(Stored data)
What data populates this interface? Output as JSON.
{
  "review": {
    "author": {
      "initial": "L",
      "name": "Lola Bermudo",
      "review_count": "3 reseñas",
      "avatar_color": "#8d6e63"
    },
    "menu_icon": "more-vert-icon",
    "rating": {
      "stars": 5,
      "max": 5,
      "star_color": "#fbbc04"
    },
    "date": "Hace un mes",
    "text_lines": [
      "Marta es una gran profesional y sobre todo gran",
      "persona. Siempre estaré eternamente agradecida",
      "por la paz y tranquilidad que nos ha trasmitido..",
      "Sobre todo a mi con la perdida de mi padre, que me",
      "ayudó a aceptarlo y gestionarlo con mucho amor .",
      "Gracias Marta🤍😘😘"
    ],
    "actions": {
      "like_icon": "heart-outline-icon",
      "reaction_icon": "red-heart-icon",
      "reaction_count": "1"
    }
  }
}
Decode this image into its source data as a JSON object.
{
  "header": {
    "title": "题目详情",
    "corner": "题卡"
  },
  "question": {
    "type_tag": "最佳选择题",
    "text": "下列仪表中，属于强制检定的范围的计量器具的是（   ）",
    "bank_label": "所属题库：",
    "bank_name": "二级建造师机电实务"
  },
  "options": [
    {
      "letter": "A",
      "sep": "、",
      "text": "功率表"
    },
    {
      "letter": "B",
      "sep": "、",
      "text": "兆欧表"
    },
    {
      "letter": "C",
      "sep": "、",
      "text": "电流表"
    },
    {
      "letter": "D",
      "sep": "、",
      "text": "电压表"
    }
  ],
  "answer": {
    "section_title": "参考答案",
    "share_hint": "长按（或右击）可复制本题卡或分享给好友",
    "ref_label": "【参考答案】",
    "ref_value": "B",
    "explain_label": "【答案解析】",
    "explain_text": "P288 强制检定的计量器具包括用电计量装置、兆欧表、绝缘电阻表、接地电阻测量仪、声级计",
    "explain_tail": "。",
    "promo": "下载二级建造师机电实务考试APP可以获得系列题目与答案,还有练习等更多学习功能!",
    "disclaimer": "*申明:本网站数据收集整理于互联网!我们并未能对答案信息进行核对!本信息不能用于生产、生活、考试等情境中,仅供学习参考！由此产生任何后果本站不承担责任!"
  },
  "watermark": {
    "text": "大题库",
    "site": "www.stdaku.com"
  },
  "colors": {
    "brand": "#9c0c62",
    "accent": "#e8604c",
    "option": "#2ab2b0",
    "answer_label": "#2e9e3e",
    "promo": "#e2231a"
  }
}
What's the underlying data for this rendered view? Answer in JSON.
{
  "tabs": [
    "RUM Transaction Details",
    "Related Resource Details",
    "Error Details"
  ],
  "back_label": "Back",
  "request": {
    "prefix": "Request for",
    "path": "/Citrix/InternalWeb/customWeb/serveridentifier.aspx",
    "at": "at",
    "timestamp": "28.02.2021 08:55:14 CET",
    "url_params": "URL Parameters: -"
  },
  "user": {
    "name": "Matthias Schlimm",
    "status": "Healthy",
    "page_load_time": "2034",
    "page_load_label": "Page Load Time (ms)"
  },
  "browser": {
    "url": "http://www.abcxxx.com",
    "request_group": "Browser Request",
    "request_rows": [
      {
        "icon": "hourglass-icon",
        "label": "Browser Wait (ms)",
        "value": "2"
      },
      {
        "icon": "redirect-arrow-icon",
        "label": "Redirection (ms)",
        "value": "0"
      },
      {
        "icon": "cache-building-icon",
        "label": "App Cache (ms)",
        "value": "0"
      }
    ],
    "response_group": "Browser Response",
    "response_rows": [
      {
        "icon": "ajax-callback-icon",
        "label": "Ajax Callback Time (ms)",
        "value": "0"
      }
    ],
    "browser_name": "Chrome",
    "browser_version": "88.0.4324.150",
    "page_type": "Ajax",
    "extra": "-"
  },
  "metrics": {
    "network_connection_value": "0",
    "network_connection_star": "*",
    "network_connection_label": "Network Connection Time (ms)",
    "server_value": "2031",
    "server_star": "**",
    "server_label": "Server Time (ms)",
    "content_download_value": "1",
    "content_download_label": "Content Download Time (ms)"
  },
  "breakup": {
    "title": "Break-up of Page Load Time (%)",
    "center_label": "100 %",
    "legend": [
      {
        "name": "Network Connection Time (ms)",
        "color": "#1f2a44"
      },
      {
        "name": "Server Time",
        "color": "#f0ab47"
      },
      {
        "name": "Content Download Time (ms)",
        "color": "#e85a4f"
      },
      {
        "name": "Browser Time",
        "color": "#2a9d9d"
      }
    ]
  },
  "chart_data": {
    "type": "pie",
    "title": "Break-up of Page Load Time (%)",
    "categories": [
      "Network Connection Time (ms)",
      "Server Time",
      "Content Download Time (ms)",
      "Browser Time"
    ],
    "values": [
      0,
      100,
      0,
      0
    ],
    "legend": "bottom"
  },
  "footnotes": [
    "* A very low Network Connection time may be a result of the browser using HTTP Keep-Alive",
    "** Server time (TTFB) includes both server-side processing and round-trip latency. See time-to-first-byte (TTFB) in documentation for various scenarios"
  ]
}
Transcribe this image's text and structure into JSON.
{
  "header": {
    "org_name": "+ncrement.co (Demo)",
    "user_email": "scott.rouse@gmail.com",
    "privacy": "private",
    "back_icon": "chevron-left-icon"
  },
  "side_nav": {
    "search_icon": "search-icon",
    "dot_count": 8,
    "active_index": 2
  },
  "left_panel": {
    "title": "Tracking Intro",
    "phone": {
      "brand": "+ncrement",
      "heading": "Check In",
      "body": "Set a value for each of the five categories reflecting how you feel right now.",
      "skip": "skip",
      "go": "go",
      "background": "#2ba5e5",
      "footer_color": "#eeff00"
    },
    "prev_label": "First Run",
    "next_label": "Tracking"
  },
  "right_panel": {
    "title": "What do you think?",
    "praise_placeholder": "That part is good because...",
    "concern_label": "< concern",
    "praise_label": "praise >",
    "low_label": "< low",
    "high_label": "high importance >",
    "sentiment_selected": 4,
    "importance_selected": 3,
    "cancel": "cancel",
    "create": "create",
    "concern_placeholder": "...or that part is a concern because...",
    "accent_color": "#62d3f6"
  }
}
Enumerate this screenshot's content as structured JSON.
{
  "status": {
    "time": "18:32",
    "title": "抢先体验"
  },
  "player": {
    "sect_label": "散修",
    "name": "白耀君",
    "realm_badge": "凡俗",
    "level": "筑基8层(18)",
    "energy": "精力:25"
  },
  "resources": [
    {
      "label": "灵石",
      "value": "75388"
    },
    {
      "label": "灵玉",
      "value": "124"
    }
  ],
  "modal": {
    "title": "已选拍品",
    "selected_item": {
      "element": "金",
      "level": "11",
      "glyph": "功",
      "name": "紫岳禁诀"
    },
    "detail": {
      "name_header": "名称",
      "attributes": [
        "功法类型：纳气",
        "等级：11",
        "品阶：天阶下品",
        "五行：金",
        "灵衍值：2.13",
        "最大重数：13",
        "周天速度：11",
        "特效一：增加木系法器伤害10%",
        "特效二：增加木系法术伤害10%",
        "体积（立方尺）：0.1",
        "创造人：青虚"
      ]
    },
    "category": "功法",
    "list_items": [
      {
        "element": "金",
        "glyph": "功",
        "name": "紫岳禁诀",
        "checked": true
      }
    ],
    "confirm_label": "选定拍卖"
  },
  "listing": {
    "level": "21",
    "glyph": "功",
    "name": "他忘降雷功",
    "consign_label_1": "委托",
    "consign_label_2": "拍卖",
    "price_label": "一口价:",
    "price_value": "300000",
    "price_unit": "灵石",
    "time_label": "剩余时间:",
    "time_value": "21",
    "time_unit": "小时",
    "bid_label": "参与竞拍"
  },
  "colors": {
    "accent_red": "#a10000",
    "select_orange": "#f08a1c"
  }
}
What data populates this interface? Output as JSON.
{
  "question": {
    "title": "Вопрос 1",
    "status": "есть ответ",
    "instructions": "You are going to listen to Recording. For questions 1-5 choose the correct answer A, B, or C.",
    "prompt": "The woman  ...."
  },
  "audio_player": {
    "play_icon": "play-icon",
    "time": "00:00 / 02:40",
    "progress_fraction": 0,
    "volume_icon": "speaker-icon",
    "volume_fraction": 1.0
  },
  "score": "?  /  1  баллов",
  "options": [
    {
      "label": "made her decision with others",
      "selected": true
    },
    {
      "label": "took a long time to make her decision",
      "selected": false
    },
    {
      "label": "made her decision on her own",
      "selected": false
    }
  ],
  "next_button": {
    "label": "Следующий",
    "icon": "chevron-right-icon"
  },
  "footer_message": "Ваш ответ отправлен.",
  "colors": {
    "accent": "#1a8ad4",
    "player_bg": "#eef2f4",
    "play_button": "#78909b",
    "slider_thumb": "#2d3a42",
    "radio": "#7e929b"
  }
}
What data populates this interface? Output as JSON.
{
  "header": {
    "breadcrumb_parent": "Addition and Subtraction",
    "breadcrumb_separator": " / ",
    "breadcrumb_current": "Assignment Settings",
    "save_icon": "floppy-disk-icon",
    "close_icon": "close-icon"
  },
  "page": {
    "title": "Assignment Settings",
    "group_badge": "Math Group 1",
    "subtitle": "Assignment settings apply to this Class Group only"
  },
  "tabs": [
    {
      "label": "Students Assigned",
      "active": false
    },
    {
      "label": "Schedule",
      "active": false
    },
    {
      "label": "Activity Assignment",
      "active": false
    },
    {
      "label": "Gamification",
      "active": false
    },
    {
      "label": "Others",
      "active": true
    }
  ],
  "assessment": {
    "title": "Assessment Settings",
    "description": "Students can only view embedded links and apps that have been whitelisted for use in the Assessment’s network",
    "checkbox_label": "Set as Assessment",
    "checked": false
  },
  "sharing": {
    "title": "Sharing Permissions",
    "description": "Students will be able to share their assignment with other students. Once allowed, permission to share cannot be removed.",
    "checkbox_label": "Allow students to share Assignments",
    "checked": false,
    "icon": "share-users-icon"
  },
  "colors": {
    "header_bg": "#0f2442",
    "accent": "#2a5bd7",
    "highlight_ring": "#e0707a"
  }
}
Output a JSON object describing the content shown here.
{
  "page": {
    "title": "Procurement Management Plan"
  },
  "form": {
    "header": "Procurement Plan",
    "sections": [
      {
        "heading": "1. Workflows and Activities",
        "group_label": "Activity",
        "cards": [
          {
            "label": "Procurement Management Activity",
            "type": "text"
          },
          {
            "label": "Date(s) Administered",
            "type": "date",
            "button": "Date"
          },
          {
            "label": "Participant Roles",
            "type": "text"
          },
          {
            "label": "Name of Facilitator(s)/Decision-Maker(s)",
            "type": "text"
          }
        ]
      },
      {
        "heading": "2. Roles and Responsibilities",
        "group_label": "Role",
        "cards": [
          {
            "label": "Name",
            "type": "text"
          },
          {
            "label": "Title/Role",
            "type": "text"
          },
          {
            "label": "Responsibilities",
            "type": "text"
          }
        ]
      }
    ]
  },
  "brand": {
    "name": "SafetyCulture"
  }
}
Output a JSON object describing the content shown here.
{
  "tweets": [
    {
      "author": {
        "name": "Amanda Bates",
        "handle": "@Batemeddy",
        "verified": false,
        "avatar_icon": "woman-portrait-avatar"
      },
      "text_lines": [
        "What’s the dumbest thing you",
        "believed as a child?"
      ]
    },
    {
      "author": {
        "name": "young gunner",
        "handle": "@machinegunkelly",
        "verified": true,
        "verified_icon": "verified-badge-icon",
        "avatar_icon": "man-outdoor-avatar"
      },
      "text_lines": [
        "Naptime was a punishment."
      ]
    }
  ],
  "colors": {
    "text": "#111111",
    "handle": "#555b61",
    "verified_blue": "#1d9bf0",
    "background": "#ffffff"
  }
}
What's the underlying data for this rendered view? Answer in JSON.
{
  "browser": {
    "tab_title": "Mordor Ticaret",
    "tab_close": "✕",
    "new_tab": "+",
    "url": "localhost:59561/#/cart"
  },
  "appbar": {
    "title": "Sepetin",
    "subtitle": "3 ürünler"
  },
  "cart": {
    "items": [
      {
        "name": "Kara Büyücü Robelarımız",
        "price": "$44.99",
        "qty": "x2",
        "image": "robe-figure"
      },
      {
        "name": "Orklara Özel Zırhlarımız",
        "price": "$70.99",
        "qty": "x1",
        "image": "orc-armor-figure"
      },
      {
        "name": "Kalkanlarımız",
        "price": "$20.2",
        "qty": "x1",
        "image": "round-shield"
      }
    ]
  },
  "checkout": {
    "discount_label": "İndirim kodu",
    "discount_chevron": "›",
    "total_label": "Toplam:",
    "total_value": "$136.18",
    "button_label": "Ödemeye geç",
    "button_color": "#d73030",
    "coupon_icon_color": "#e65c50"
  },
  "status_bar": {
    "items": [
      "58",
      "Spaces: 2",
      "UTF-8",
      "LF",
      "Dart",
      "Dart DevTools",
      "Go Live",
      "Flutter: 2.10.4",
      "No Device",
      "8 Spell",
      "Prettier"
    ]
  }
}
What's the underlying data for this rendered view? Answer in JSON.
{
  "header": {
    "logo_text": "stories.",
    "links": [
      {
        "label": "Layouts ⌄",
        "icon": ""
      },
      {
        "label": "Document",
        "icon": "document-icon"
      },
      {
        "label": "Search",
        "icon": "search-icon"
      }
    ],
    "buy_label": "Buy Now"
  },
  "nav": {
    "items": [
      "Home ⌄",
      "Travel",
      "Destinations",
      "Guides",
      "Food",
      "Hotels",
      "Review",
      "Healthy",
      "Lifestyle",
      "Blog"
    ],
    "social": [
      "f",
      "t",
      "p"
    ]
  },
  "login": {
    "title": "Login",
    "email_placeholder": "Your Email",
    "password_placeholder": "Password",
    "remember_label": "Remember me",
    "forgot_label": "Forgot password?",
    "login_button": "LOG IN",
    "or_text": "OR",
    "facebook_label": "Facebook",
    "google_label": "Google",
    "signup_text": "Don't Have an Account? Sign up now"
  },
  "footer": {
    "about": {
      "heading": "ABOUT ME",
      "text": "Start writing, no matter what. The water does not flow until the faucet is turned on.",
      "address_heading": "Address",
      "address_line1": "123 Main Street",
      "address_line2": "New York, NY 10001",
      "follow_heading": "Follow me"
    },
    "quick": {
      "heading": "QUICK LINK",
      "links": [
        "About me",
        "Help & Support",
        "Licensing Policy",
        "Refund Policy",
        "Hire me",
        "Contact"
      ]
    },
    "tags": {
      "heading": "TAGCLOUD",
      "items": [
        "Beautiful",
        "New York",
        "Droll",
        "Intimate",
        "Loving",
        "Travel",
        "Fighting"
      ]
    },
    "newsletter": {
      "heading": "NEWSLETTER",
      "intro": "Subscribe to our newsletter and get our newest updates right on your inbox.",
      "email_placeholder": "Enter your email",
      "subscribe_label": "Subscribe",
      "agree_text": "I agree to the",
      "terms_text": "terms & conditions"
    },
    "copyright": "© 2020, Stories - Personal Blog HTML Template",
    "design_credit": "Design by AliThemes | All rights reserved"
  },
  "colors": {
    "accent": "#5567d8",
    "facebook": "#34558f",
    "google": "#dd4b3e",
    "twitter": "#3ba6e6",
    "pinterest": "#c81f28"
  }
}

= Your objective =
Extract every line of the records above that contains the word "because".

= Solution to this task =
    "praise_placeholder": "That part is good because...",
    "concern_placeholder": "...or that part is a concern because...",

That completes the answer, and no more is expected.